**Goal of the exercise:**
Repeat each entry in full, exactly.

Entries from a dataset:
--*--
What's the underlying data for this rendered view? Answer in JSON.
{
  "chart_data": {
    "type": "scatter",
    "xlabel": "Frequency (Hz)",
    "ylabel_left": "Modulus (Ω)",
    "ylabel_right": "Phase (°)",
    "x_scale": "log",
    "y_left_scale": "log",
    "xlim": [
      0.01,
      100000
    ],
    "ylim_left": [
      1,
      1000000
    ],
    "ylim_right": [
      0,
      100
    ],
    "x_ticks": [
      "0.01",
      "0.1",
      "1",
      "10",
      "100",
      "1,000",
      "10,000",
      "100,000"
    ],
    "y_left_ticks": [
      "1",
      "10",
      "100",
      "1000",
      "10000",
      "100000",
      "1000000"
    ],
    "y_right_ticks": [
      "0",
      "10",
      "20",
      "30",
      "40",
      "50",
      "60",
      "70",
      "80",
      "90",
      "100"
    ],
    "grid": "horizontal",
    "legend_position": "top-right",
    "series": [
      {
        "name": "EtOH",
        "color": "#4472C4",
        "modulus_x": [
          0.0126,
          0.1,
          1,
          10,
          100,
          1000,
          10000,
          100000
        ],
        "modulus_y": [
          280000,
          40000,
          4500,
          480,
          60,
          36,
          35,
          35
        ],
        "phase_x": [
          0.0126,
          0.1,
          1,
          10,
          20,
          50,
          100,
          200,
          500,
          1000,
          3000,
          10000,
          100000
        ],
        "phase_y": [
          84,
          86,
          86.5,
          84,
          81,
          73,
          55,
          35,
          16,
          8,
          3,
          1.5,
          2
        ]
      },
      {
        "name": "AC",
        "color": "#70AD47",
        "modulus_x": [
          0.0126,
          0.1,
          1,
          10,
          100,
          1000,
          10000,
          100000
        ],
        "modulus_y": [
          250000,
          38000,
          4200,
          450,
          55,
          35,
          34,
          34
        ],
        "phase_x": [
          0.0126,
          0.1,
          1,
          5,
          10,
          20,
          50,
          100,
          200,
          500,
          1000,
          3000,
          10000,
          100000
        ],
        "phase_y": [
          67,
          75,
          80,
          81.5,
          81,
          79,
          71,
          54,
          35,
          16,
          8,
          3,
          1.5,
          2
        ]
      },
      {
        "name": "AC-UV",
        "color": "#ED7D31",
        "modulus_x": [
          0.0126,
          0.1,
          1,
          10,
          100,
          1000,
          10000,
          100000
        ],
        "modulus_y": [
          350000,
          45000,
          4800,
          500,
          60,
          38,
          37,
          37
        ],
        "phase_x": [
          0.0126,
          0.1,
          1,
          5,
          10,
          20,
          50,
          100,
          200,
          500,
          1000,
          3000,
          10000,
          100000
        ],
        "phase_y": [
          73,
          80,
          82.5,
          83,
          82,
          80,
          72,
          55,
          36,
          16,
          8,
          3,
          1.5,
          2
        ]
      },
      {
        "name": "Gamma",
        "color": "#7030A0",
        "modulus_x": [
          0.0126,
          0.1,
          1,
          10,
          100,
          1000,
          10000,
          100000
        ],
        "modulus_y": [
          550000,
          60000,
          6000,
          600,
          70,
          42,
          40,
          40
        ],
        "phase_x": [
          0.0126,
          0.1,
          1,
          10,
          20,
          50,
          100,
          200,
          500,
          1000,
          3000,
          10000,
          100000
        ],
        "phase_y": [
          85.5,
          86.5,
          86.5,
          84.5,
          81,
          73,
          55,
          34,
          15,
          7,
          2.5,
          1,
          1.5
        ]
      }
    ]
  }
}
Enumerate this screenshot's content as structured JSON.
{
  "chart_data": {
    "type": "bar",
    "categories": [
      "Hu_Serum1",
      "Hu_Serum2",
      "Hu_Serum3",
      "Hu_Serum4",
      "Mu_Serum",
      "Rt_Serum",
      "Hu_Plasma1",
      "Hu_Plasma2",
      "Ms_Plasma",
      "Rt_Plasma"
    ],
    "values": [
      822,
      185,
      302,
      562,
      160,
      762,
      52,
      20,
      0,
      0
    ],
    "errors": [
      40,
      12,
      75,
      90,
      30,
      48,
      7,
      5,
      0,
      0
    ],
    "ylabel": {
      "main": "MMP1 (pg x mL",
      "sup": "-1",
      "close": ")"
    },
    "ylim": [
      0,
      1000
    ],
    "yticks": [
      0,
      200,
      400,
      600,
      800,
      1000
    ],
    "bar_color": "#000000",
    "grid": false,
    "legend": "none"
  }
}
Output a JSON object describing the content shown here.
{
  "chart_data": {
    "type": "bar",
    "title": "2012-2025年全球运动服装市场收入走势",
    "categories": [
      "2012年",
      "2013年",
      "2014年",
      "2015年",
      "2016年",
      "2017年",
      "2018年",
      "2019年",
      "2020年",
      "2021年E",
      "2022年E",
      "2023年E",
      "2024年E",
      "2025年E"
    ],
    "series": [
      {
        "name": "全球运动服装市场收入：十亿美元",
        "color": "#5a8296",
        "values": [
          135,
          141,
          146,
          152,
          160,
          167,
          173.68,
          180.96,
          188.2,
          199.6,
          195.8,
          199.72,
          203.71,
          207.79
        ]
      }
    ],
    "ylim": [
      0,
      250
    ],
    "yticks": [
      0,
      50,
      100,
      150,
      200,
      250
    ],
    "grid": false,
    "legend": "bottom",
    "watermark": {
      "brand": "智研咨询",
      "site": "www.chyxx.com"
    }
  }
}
--*--
**Worked solution:**
What's the underlying data for this rendered view? Answer in JSON.
{
  "chart_data": {
    "type": "scatter",
    "xlabel": "Frequency (Hz)",
    "ylabel_left": "Modulus (Ω)",
    "ylabel_right": "Phase (°)",
    "x_scale": "log",
    "y_left_scale": "log",
    "xlim": [
      0.01,
      100000
    ],
    "ylim_left": [
      1,
      1000000
    ],
    "ylim_right": [
      0,
      100
    ],
    "x_ticks": [
      "0.01",
      "0.1",
      "1",
      "10",
      "100",
      "1,000",
      "10,000",
      "100,000"
    ],
    "y_left_ticks": [
      "1",
      "10",
      "100",
      "1000",
      "10000",
      "100000",
      "1000000"
    ],
    "y_right_ticks": [
      "0",
      "10",
      "20",
      "30",
      "40",
      "50",
      "60",
      "70",
      "80",
      "90",
      "100"
    ],
    "grid": "horizontal",
    "legend_position": "top-right",
    "series": [
      {
        "name": "EtOH",
        "color": "#4472C4",
        "modulus_x": [
          0.0126,
          0.1,
          1,
          10,
          100,
          1000,
          10000,
          100000
        ],
        "modulus_y": [
          280000,
          40000,
          4500,
          480,
          60,
          36,
          35,
          35
        ],
        "phase_x": [
          0.0126,
          0.1,
          1,
          10,
          20,
          50,
          100,
          200,
          500,
          1000,
          3000,
          10000,
          100000
        ],
        "phase_y": [
          84,
          86,
          86.5,
          84,
          81,
          73,
          55,
          35,
          16,
          8,
          3,
          1.5,
          2
        ]
      },
      {
        "name": "AC",
        "color": "#70AD47",
        "modulus_x": [
          0.0126,
          0.1,
          1,
          10,
          100,
          1000,
          10000,
          100000
        ],
        "modulus_y": [
          250000,
          38000,
          4200,
          450,
          55,
          35,
          34,
          34
        ],
        "phase_x": [
          0.0126,
          0.1,
          1,
          5,
          10,
          20,
          50,
          100,
          200,
          500,
          1000,
          3000,
          10000,
          100000
        ],
        "phase_y": [
          67,
          75,
          80,
          81.5,
          81,
          79,
          71,
          54,
          35,
          16,
          8,
          3,
          1.5,
          2
        ]
      },
      {
        "name": "AC-UV",
        "color": "#ED7D31",
        "modulus_x": [
          0.0126,
          0.1,
          1,
          10,
          100,
          1000,
          10000,
          100000
        ],
        "modulus_y": [
          350000,
          45000,
          4800,
          500,
          60,
          38,
          37,
          37
        ],
        "phase_x": [
          0.0126,
          0.1,
          1,
          5,
          10,
          20,
          50,
          100,
          200,
          500,
          1000,
          3000,
          10000,
          100000
        ],
        "phase_y": [
          73,
          80,
          82.5,
          83,
          82,
          80,
          72,
          55,
          36,
          16,
          8,
          3,
          1.5,
          2
        ]
      },
      {
        "name": "Gamma",
        "color": "#7030A0",
        "modulus_x": [
          0.0126,
          0.1,
          1,
          10,
          100,
          1000,
          10000,
          100000
        ],
        "modulus_y": [
          550000,
          60000,
          6000,
          600,
          70,
          42,
          40,
          40
        ],
        "phase_x": [
          0.0126,
          0.1,
          1,
          10,
          20,
          50,
          100,
          200,
          500,
          1000,
          3000,
          10000,
          100000
        ],
        "phase_y": [
          85.5,
          86.5,
          86.5,
          84.5,
          81,
          73,
          55,
          34,
          15,
          7,
          2.5,
          1,
          1.5
        ]
      }
    ]
  }
}
Enumerate this screenshot's content as structured JSON.
{
  "chart_data": {
    "type": "bar",
    "categories": [
      "Hu_Serum1",
      "Hu_Serum2",
      "Hu_Serum3",
      "Hu_Serum4",
      "Mu_Serum",
      "Rt_Serum",
      "Hu_Plasma1",
      "Hu_Plasma2",
      "Ms_Plasma",
      "Rt_Plasma"
    ],
    "values": [
      822,
      185,
      302,
      562,
      160,
      762,
      52,
      20,
      0,
      0
    ],
    "errors": [
      40,
      12,
      75,
      90,
      30,
      48,
      7,
      5,
      0,
      0
    ],
    "ylabel": {
      "main": "MMP1 (pg x mL",
      "sup": "-1",
      "close": ")"
    },
    "ylim": [
      0,
      1000
    ],
    "yticks": [
      0,
      200,
      400,
      600,
      800,
      1000
    ],
    "bar_color": "#000000",
    "grid": false,
    "legend": "none"
  }
}
Output a JSON object describing the content shown here.
{
  "chart_data": {
    "type": "bar",
    "title": "2012-2025年全球运动服装市场收入走势",
    "categories": [
      "2012年",
      "2013年",
      "2014年",
      "2015年",
      "2016年",
      "2017年",
      "2018年",
      "2019年",
      "2020年",
      "2021年E",
      "2022年E",
      "2023年E",
      "2024年E",
      "2025年E"
    ],
    "series": [
      {
        "name": "全球运动服装市场收入：十亿美元",
        "color": "#5a8296",
        "values": [
          135,
          141,
          146,
          152,
          160,
          167,
          173.68,
          180.96,
          188.2,
          199.6,
          195.8,
          199.72,
          203.71,
          207.79
        ]
      }
    ],
    "ylim": [
      0,
      250
    ],
    "yticks": [
      0,
      50,
      100,
      150,
      200,
      250
    ],
    "grid": false,
    "legend": "bottom",
    "watermark": {
      "brand": "智研咨询",
      "site": "www.chyxx.com"
    }
  }
}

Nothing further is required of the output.